Testo da analizzare:
Risk Management: guida pratica alla gestione dei rischi di un progetto

Introduzione alla gestione dei rischi di un progetto, per capire come ottimizzarla e gestirla al meglio

Se è vero che accettare un certo grado di rischio è pressoché inevitabile in qualunque attività, e compresa la conduzione di un progetto, non è altrettanto vero che tale rischio debba essere restare “ingestito”.

Per sua definizione, un progetto affronta nel corso della esecuzione innumerevoli interazioni tra persone, sistemi e processi, a volte anche molto complesse, che generano spesso incertezze nei risultati attesi e necessità di frequenti modifiche rispetto al percorso inizialmente previsto.

Proprio per questo è utile adottare tool di ausilio per il PM nella pianificazione delle attività e gestione delle risorse.

Agli albori del Project Management erano soprattutto utilizzati strumenti di previsione e gestione di tempistiche e bilancio economico, ma ben poco veniva fatto per la identificazione e gestione di potenziali rischi. Questo era forse accettabile per progetti di breve durata (un anno, o meno) dove ambiente e tecnologie si assumono essere sostanzialmente stabili.

Per quelli di maggiore complessità e durata, ciò significava fare i conti con costi extra e ritardi nella esecuzione, causati ad esempio da scarsa prevedibilità su acquirenti, fornitori e partner, modifiche nelle tecnologie, incoerenza tra budget e prestazioni attese, processi che privilegiano le prestazioni rispetto ai costi, decisioni progettuali che ignorano i rischi.

Risk Management

Oggi si può e si deve far tesoro di adeguati strumenti che consentono la indispensabile integrazione tra la gestione dei rischi tecnici e quelli inerenti le tempistiche, gli aspetti economico-finanziari e la qualità: va adottato, cioè, un Risk Management: modificare l’atteggiamento di conduzione di un progetto da reattivo a proattivo, nel focalizzarsi sugli eventi futuri e sui piani di prevenzione di potenziali problemi.

Nel Project Management Body of Knowledge, il Risk Management è definito come «processo sistematico di identificazione, analisi e reazione ai rischi di progetto. In pratica, significa massimizzare le probabilità e le conseguenze di eventi positivi e il minimizzare le probabilità e le conseguenze di eventi avversi agli obiettivi progettuali».

Problema da svolgere:
Secondo la guida sul risk management, come definisce il Risk Management il Project Management Body of Knowledge?

Voci fornite:
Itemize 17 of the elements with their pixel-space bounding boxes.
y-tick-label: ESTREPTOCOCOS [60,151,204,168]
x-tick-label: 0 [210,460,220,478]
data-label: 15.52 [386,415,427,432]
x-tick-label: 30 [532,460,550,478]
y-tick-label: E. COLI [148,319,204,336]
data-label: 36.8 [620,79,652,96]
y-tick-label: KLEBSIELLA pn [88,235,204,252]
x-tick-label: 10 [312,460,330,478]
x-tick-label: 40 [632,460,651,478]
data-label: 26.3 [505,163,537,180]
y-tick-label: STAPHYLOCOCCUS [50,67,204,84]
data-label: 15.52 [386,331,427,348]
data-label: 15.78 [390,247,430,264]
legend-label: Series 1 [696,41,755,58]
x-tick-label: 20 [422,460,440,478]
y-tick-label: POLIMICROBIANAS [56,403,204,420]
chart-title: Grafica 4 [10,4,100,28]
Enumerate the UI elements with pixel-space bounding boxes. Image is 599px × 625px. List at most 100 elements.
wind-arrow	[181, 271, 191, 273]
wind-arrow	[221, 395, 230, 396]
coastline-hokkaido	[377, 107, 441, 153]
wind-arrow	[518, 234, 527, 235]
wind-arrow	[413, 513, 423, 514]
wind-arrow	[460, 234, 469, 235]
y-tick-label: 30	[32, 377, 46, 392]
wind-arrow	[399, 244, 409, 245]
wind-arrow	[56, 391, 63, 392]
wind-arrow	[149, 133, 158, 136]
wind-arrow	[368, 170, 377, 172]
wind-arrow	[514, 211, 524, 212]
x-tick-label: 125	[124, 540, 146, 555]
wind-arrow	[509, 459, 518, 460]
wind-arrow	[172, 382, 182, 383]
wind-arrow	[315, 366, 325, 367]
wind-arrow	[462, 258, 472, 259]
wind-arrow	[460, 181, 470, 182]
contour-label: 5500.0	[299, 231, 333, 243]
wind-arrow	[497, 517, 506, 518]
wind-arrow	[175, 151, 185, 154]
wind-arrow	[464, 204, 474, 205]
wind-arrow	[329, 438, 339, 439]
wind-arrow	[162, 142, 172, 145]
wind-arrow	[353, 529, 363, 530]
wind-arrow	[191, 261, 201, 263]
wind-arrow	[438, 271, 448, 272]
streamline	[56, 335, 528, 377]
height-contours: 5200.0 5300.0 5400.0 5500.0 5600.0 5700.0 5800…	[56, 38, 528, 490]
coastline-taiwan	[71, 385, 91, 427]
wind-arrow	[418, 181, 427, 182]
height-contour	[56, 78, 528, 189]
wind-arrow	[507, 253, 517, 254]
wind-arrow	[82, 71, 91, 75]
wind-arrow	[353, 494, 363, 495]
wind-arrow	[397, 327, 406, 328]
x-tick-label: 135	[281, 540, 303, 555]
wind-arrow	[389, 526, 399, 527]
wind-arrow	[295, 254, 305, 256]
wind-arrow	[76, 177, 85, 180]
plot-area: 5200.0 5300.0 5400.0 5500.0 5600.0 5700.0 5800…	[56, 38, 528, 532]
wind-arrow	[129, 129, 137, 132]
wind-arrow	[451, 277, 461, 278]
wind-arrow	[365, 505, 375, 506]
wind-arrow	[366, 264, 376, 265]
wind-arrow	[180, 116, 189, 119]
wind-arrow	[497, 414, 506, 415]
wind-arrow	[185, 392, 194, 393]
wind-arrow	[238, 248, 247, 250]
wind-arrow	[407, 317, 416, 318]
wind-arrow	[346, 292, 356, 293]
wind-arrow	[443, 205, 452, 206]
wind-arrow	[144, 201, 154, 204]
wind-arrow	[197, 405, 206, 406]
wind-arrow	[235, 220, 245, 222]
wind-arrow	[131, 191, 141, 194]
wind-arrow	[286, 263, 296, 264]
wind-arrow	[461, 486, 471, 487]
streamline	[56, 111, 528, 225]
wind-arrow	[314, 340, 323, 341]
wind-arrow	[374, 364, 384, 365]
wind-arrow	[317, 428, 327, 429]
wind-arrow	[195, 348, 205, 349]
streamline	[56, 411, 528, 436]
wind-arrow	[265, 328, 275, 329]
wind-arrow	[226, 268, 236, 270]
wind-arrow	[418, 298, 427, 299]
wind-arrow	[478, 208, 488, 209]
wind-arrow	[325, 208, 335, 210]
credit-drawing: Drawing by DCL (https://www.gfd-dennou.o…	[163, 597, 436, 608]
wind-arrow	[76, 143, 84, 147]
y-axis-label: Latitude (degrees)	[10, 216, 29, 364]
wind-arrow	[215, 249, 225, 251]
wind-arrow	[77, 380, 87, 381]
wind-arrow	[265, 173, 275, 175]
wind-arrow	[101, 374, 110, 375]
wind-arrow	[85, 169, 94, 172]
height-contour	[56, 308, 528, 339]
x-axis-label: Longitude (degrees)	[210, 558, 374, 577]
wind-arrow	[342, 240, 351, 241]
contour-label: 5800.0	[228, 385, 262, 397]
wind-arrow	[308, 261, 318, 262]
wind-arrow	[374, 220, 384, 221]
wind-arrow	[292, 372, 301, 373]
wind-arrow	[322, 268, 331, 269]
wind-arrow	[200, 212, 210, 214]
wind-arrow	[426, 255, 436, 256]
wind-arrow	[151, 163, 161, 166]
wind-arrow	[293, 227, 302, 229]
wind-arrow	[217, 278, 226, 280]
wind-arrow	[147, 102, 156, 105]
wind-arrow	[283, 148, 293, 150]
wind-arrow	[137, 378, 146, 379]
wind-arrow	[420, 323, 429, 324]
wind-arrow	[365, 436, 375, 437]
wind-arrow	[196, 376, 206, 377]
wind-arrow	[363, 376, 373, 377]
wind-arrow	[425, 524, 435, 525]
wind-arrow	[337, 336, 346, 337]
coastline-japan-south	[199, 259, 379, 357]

Soluzione svolta:
Come processo sistematico di identificazione, analisi e reazione ai rischi di progetto.